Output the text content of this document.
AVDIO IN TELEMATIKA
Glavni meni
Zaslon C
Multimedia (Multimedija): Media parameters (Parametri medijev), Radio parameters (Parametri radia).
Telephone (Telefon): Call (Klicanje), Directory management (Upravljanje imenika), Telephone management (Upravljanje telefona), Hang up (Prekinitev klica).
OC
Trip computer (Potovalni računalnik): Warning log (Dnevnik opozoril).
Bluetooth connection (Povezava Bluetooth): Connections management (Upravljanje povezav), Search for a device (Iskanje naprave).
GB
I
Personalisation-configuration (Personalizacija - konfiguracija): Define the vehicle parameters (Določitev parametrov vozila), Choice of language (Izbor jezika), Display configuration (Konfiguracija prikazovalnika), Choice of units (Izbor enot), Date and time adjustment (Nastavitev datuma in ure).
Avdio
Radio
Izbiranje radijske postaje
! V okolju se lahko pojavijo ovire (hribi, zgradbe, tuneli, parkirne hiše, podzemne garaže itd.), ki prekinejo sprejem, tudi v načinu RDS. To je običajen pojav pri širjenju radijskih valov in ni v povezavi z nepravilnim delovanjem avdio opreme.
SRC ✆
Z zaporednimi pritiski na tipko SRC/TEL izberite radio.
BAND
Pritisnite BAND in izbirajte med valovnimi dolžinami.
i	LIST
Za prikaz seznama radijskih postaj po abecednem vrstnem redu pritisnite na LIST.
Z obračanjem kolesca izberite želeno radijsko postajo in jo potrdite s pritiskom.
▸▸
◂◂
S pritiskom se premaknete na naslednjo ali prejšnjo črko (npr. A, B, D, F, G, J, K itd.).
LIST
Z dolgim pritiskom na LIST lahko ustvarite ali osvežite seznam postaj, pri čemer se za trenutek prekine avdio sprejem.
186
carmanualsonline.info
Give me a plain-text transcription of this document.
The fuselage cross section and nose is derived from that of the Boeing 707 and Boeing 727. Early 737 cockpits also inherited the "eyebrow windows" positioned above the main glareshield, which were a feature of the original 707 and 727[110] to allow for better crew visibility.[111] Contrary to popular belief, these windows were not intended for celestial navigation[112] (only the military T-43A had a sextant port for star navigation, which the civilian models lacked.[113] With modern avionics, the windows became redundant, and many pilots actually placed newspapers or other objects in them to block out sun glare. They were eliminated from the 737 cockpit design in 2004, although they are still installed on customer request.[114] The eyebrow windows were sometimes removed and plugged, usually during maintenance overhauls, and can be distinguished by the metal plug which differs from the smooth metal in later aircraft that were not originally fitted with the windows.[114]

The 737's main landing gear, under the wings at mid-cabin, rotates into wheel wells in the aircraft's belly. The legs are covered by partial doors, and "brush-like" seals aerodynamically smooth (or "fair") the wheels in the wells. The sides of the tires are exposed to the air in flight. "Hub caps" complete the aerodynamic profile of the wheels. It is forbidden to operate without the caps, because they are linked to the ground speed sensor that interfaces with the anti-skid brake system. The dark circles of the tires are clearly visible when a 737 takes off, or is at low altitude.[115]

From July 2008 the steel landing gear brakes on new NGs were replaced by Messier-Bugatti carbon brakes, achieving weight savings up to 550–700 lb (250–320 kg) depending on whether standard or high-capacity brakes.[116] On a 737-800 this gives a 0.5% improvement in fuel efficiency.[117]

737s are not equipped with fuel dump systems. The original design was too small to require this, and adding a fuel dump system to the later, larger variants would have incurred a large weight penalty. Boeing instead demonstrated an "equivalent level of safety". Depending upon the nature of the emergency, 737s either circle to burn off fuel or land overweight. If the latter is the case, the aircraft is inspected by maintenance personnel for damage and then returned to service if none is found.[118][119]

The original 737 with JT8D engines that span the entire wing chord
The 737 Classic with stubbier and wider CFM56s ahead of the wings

***

■ **WRITTEN PROBLEM**: Collect each line holding the string "smooth".

■ **RESPONSE TO THE TASK**:
The fuselage cross section and nose is derived from that of the Boeing 707 and Boeing 727. Early 737 cockpits also inherited the "eyebrow windows" positioned above the main glareshield, which were a feature of the original 707 and 727[110] to allow for better crew visibility.[111] Contrary to popular belief, these windows were not intended for celestial navigation[112] (only the military T-43A had a sextant port for star navigation, which the civilian models lacked.[113] With modern avionics, the windows became redundant, and many pilots actually placed newspapers or other objects in them to block out sun glare. They were eliminated from the 737 cockpit design in 2004, although they are still installed on customer request.[114] The eyebrow windows were sometimes removed and plugged, usually during maintenance overhauls, and can be distinguished by the metal plug which differs from the smooth metal in later aircraft that were not originally fitted with the windows.[114]
The 737's main landing gear, under the wings at mid-cabin, rotates into wheel wells in the aircraft's belly. The legs are covered by partial doors, and "brush-like" seals aerodynamically smooth (or "fair") the wheels in the wells. The sides of the tires are exposed to the air in flight. "Hub caps" complete the aerodynamic profile of the wheels. It is forbidden to operate without the caps, because they are linked to the ground speed sensor that interfaces with the anti-skid brake system. The dark circles of the tires are clearly visible when a 737 takes off, or is at low altitude.[115]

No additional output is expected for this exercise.